▶
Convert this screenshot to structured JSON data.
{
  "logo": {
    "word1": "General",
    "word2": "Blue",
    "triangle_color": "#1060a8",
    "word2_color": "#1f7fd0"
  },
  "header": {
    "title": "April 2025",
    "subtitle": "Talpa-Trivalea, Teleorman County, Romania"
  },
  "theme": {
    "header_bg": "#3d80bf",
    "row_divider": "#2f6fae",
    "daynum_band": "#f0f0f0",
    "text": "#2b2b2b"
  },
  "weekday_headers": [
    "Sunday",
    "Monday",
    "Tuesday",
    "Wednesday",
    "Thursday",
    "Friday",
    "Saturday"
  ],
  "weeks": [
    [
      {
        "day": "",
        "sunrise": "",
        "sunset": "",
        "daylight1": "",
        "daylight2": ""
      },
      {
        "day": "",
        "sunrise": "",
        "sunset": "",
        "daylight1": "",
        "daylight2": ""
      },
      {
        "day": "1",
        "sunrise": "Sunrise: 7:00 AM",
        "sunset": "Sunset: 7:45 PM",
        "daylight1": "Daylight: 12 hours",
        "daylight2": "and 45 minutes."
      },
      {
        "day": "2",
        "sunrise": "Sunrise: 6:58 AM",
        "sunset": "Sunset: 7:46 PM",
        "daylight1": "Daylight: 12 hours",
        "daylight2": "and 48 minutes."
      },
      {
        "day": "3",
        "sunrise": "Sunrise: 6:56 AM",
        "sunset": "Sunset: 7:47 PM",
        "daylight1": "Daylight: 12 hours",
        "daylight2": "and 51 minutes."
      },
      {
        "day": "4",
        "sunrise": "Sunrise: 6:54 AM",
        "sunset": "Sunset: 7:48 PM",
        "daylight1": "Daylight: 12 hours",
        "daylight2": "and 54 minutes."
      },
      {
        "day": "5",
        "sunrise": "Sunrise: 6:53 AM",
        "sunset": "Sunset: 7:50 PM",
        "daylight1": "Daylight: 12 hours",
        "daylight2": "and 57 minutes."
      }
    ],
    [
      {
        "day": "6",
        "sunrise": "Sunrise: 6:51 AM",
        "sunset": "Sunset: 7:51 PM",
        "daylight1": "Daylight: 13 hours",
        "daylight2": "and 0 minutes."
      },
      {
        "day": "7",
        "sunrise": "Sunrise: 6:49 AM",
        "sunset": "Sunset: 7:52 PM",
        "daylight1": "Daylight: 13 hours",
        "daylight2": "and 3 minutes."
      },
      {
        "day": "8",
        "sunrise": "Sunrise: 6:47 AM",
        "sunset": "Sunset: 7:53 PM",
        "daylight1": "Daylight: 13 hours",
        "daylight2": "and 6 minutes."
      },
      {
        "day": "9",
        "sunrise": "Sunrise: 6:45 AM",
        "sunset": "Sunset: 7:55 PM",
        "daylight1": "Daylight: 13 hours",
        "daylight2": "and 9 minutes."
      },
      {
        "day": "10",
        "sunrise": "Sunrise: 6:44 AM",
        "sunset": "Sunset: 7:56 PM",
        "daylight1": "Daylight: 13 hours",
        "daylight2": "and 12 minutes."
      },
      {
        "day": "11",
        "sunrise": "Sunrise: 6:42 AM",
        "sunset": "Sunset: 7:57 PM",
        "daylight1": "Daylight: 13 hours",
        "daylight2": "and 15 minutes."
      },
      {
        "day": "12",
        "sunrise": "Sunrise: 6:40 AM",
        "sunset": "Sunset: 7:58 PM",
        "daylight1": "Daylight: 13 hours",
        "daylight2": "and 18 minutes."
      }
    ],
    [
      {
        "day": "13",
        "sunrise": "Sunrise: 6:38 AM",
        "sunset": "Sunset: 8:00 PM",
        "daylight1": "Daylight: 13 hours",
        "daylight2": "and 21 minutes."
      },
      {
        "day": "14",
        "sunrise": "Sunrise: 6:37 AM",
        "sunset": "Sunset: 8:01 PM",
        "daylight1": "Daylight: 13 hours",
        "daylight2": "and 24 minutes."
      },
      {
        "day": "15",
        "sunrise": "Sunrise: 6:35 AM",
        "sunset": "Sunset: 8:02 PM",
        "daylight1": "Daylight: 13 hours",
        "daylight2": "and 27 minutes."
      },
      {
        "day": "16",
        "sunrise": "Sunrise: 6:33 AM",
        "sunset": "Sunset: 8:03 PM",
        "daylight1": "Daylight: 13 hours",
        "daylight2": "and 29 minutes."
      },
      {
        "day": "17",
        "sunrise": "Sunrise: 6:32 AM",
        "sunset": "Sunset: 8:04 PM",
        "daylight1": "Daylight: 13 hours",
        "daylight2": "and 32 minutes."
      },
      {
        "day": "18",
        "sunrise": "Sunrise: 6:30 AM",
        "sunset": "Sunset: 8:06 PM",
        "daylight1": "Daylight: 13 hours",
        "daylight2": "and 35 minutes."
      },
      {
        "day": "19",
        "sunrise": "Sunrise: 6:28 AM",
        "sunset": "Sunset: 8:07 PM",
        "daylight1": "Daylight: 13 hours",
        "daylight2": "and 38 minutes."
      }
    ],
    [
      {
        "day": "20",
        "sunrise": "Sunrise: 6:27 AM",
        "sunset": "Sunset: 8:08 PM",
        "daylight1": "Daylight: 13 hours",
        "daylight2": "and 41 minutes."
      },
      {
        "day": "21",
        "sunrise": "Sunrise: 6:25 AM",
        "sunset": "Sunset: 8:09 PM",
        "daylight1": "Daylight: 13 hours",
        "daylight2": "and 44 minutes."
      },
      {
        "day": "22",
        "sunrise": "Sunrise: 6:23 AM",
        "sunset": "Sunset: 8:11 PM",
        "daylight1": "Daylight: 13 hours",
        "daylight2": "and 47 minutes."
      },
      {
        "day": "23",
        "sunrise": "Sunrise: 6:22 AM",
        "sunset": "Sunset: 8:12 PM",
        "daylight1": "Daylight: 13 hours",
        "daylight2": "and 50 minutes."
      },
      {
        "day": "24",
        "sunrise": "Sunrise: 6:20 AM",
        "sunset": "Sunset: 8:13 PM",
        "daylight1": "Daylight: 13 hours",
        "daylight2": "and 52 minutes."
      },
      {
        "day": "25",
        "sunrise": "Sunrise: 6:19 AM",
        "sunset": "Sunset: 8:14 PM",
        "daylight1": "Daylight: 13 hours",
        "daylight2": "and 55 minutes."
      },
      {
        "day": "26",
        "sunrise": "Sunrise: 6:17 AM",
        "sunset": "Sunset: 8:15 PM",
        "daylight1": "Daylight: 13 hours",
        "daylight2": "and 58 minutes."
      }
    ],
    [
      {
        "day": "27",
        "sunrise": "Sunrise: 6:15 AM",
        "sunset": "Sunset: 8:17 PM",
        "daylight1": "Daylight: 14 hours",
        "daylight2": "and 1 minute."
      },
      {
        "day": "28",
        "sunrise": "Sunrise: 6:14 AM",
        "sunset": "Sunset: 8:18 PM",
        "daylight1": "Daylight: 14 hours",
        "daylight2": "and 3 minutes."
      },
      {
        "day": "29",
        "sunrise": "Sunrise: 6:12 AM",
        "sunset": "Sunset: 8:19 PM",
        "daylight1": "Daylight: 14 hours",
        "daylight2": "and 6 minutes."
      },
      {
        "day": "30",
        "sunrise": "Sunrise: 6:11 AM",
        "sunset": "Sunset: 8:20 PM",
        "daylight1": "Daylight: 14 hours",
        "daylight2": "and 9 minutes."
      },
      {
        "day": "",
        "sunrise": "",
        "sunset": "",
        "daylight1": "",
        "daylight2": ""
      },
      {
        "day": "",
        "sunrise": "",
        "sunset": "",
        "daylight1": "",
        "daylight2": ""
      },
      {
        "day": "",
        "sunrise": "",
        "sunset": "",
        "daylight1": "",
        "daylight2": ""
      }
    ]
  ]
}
◀
Print all of the entries exactly as they appear.

Convert this screenshot to structured JSON data.
{
  "logo": {
    "word1": "General",
    "word2": "Blue",
    "triangle_color": "#1060a8",
    "word2_color": "#1f7fd0"
  },
  "header": {
    "title": "April 2025",
    "subtitle": "Talpa-Trivalea, Teleorman County, Romania"
  },
  "theme": {
    "header_bg": "#3d80bf",
    "row_divider": "#2f6fae",
    "daynum_band": "#f0f0f0",
    "text": "#2b2b2b"
  },
  "weekday_headers": [
    "Sunday",
    "Monday",
    "Tuesday",
    "Wednesday",
    "Thursday",
    "Friday",
    "Saturday"
  ],
  "weeks": [
    [
      {
        "day": "",
        "sunrise": "",
        "sunset": "",
        "daylight1": "",
        "daylight2": ""
      },
      {
        "day": "",
        "sunrise": "",
        "sunset": "",
        "daylight1": "",
        "daylight2": ""
      },
      {
        "day": "1",
        "sunrise": "Sunrise: 7:00 AM",
        "sunset": "Sunset: 7:45 PM",
        "daylight1": "Daylight: 12 hours",
        "daylight2": "and 45 minutes."
      },
      {
        "day": "2",
        "sunrise": "Sunrise: 6:58 AM",
        "sunset": "Sunset: 7:46 PM",
        "daylight1": "Daylight: 12 hours",
        "daylight2": "and 48 minutes."
      },
      {
        "day": "3",
        "sunrise": "Sunrise: 6:56 AM",
        "sunset": "Sunset: 7:47 PM",
        "daylight1": "Daylight: 12 hours",
        "daylight2": "and 51 minutes."
      },
      {
        "day": "4",
        "sunrise": "Sunrise: 6:54 AM",
        "sunset": "Sunset: 7:48 PM",
        "daylight1": "Daylight: 12 hours",
        "daylight2": "and 54 minutes."
      },
      {
        "day": "5",
        "sunrise": "Sunrise: 6:53 AM",
        "sunset": "Sunset: 7:50 PM",
        "daylight1": "Daylight: 12 hours",
        "daylight2": "and 57 minutes."
      }
    ],
    [
      {
        "day": "6",
        "sunrise": "Sunrise: 6:51 AM",
        "sunset": "Sunset: 7:51 PM",
        "daylight1": "Daylight: 13 hours",
        "daylight2": "and 0 minutes."
      },
      {
        "day": "7",
        "sunrise": "Sunrise: 6:49 AM",
        "sunset": "Sunset: 7:52 PM",
        "daylight1": "Daylight: 13 hours",
        "daylight2": "and 3 minutes."
      },
      {
        "day": "8",
        "sunrise": "Sunrise: 6:47 AM",
        "sunset": "Sunset: 7:53 PM",
        "daylight1": "Daylight: 13 hours",
        "daylight2": "and 6 minutes."
      },
      {
        "day": "9",
        "sunrise": "Sunrise: 6:45 AM",
        "sunset": "Sunset: 7:55 PM",
        "daylight1": "Daylight: 13 hours",
        "daylight2": "and 9 minutes."
      },
      {
        "day": "10",
        "sunrise": "Sunrise: 6:44 AM",
        "sunset": "Sunset: 7:56 PM",
        "daylight1": "Daylight: 13 hours",
        "daylight2": "and 12 minutes."
      },
      {
        "day": "11",
        "sunrise": "Sunrise: 6:42 AM",
        "sunset": "Sunset: 7:57 PM",
        "daylight1": "Daylight: 13 hours",
        "daylight2": "and 15 minutes."
      },
      {
        "day": "12",
        "sunrise": "Sunrise: 6:40 AM",
        "sunset": "Sunset: 7:58 PM",
        "daylight1": "Daylight: 13 hours",
        "daylight2": "and 18 minutes."
      }
    ],
    [
      {
        "day": "13",
        "sunrise": "Sunrise: 6:38 AM",
        "sunset": "Sunset: 8:00 PM",
        "daylight1": "Daylight: 13 hours",
        "daylight2": "and 21 minutes."
      },
      {
        "day": "14",
        "sunrise": "Sunrise: 6:37 AM",
        "sunset": "Sunset: 8:01 PM",
        "daylight1": "Daylight: 13 hours",
        "daylight2": "and 24 minutes."
      },
      {
        "day": "15",
        "sunrise": "Sunrise: 6:35 AM",
        "sunset": "Sunset: 8:02 PM",
        "daylight1": "Daylight: 13 hours",
        "daylight2": "and 27 minutes."
      },
      {
        "day": "16",
        "sunrise": "Sunrise: 6:33 AM",
        "sunset": "Sunset: 8:03 PM",
        "daylight1": "Daylight: 13 hours",
        "daylight2": "and 29 minutes."
      },
      {
        "day": "17",
        "sunrise": "Sunrise: 6:32 AM",
        "sunset": "Sunset: 8:04 PM",
        "daylight1": "Daylight: 13 hours",
        "daylight2": "and 32 minutes."
      },
      {
        "day": "18",
        "sunrise": "Sunrise: 6:30 AM",
        "sunset": "Sunset: 8:06 PM",
        "daylight1": "Daylight: 13 hours",
        "daylight2": "and 35 minutes."
      },
      {
        "day": "19",
        "sunrise": "Sunrise: 6:28 AM",
        "sunset": "Sunset: 8:07 PM",
        "daylight1": "Daylight: 13 hours",
        "daylight2": "and 38 minutes."
      }
    ],
    [
      {
        "day": "20",
        "sunrise": "Sunrise: 6:27 AM",
        "sunset": "Sunset: 8:08 PM",
        "daylight1": "Daylight: 13 hours",
        "daylight2": "and 41 minutes."
      },
      {
        "day": "21",
        "sunrise": "Sunrise: 6:25 AM",
        "sunset": "Sunset: 8:09 PM",
        "daylight1": "Daylight: 13 hours",
        "daylight2": "and 44 minutes."
      },
      {
        "day": "22",
        "sunrise": "Sunrise: 6:23 AM",
        "sunset": "Sunset: 8:11 PM",
        "daylight1": "Daylight: 13 hours",
        "daylight2": "and 47 minutes."
      },
      {
        "day": "23",
        "sunrise": "Sunrise: 6:22 AM",
        "sunset": "Sunset: 8:12 PM",
        "daylight1": "Daylight: 13 hours",
        "daylight2": "and 50 minutes."
      },
      {
        "day": "24",
        "sunrise": "Sunrise: 6:20 AM",
        "sunset": "Sunset: 8:13 PM",
        "daylight1": "Daylight: 13 hours",
        "daylight2": "and 52 minutes."
      },
      {
        "day": "25",
        "sunrise": "Sunrise: 6:19 AM",
        "sunset": "Sunset: 8:14 PM",
        "daylight1": "Daylight: 13 hours",
        "daylight2": "and 55 minutes."
      },
      {
        "day": "26",
        "sunrise": "Sunrise: 6:17 AM",
        "sunset": "Sunset: 8:15 PM",
        "daylight1": "Daylight: 13 hours",
        "daylight2": "and 58 minutes."
      }
    ],
    [
      {
        "day": "27",
        "sunrise": "Sunrise: 6:15 AM",
        "sunset": "Sunset: 8:17 PM",
        "daylight1": "Daylight: 14 hours",
        "daylight2": "and 1 minute."
      },
      {
        "day": "28",
        "sunrise": "Sunrise: 6:14 AM",
        "sunset": "Sunset: 8:18 PM",
        "daylight1": "Daylight: 14 hours",
        "daylight2": "and 3 minutes."
      },
      {
        "day": "29",
        "sunrise": "Sunrise: 6:12 AM",
        "sunset": "Sunset: 8:19 PM",
        "daylight1": "Daylight: 14 hours",
        "daylight2": "and 6 minutes."
      },
      {
        "day": "30",
        "sunrise": "Sunrise: 6:11 AM",
        "sunset": "Sunset: 8:20 PM",
        "daylight1": "Daylight: 14 hours",
        "daylight2": "and 9 minutes."
      },
      {
        "day": "",
        "sunrise": "",
        "sunset": "",
        "daylight1": "",
        "daylight2": ""
      },
      {
        "day": "",
        "sunrise": "",
        "sunset": "",
        "daylight1": "",
        "daylight2": ""
      },
      {
        "day": "",
        "sunrise": "",
        "sunset": "",
        "daylight1": "",
        "daylight2": ""
      }
    ]
  ]
}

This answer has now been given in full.